SUPPLIED RECORDS:
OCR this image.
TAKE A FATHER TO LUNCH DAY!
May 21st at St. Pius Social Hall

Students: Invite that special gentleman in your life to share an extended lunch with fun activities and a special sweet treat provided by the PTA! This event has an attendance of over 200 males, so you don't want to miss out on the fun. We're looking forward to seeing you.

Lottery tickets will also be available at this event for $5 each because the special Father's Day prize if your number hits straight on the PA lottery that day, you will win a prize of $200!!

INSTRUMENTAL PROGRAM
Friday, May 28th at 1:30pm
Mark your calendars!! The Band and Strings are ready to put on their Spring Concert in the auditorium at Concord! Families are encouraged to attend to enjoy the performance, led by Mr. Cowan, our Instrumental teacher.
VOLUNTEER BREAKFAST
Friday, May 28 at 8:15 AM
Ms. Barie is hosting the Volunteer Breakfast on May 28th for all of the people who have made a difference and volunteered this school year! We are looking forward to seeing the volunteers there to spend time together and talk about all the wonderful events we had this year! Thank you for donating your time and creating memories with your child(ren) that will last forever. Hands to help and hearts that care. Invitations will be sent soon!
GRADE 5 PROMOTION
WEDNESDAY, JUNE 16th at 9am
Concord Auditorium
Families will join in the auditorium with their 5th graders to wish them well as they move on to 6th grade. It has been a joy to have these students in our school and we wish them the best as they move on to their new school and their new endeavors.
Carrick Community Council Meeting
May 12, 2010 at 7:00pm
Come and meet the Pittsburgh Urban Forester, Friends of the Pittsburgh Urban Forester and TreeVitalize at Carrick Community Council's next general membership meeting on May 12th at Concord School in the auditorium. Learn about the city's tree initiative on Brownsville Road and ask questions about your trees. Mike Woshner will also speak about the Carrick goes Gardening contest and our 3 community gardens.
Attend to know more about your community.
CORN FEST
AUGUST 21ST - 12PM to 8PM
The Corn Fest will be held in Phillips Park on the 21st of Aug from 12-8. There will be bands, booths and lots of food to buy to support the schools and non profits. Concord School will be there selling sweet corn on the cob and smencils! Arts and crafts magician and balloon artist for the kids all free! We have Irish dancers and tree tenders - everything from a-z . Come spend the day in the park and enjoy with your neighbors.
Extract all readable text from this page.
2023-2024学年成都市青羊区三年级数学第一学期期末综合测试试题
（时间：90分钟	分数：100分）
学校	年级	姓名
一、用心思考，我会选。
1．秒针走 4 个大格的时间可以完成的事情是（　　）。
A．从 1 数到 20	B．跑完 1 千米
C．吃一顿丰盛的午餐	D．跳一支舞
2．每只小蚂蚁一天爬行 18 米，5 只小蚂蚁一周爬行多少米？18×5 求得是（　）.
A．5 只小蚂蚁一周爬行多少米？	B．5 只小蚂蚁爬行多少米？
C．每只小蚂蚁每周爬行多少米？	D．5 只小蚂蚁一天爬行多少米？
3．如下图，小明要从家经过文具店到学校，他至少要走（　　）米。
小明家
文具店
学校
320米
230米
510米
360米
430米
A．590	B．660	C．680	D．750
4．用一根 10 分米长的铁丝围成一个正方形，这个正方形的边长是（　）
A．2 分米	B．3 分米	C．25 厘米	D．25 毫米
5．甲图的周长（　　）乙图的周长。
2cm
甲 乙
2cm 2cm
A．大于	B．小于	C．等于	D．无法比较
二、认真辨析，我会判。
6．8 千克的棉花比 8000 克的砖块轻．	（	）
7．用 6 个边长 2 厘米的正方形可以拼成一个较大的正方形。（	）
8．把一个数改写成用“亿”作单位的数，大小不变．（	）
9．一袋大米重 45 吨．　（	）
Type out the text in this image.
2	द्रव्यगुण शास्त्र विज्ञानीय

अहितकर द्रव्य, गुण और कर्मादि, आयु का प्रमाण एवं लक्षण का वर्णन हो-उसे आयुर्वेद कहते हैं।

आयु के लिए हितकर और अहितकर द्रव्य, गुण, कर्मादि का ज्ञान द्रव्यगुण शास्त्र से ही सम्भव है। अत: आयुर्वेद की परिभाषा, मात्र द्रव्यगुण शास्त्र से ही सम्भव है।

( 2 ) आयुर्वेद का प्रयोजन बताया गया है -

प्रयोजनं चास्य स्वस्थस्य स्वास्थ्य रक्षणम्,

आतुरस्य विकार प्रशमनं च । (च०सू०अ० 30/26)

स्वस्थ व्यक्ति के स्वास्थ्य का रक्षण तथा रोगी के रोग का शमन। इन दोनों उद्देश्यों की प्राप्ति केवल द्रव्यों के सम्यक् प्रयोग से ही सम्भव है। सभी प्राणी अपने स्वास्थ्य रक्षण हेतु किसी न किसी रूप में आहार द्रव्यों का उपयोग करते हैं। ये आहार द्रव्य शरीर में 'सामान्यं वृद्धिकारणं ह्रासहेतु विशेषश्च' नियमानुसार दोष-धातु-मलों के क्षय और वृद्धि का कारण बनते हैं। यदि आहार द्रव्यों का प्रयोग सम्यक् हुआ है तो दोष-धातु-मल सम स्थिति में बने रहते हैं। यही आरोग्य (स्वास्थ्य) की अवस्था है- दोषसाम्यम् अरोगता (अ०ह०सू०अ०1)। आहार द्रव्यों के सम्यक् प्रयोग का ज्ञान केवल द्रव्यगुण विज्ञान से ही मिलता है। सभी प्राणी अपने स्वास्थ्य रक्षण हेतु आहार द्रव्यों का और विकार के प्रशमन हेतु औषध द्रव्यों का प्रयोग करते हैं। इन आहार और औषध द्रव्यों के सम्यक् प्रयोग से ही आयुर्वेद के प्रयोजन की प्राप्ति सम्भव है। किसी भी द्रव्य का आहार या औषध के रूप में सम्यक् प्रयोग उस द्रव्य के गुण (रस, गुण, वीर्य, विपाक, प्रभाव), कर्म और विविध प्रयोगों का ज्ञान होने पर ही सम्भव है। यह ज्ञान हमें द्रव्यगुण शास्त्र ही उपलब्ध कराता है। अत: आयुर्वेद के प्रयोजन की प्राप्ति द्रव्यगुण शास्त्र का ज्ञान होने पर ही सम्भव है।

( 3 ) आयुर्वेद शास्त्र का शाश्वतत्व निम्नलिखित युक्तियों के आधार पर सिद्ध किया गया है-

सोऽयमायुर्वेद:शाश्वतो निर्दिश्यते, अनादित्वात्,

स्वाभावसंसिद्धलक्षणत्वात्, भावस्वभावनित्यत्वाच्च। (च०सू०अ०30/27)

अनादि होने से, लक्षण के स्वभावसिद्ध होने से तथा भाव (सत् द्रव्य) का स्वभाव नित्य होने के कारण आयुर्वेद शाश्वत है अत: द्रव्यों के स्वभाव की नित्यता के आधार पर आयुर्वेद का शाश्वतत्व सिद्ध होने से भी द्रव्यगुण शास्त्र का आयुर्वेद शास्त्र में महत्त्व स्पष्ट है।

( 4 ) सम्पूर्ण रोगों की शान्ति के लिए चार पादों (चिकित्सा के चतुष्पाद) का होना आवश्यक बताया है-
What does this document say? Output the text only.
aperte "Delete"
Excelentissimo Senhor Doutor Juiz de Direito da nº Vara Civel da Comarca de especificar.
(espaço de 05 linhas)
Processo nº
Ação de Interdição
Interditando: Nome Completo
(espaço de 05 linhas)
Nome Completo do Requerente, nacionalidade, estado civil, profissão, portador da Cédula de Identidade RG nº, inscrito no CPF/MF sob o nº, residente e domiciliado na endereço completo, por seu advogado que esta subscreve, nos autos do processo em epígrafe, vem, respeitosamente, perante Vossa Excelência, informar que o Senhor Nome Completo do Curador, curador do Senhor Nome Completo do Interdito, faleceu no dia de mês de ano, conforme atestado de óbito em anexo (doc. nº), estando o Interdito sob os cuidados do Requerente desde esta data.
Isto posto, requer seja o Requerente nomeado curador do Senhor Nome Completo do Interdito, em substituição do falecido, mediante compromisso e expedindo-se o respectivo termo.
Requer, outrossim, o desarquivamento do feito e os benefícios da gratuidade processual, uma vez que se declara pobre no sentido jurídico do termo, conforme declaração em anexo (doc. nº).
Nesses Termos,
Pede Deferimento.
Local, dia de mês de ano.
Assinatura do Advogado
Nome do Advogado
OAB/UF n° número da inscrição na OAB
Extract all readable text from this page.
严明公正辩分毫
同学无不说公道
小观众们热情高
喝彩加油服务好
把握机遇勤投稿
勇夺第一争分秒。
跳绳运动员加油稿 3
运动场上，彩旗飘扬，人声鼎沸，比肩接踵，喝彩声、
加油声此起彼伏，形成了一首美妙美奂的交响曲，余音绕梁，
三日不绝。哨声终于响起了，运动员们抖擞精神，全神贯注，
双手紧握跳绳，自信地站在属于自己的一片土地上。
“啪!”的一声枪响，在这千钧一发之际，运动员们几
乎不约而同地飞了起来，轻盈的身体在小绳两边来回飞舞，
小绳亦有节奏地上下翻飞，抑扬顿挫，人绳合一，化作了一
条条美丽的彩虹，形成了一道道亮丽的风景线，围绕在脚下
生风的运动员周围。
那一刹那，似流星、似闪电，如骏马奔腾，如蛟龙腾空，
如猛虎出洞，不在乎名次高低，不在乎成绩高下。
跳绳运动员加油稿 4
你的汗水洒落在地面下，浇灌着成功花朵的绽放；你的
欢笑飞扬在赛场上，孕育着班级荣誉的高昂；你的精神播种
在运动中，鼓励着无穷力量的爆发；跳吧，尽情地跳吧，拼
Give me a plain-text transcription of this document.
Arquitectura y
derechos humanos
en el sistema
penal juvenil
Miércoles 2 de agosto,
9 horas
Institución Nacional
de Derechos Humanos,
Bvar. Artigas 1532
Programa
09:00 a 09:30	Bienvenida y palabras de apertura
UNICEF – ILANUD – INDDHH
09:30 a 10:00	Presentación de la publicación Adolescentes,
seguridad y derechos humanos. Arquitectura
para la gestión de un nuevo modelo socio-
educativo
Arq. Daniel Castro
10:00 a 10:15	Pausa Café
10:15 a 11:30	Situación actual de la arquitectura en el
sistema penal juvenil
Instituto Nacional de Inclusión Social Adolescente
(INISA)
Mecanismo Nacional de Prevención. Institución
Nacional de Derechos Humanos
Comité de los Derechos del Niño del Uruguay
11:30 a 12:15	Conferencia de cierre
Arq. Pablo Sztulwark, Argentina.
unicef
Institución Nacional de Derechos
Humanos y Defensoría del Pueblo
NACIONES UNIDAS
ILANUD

SHORT PROBLEM: Write down every line of the data above that includes the string "只小蚂蚁一周爬行多少米".

THE RESULT:
2．每只小蚂蚁一天爬行 18 米，5 只小蚂蚁一周爬行多少米？18×5 求得是（　）.
A．5 只小蚂蚁一周爬行多少米？	B．5 只小蚂蚁爬行多少米？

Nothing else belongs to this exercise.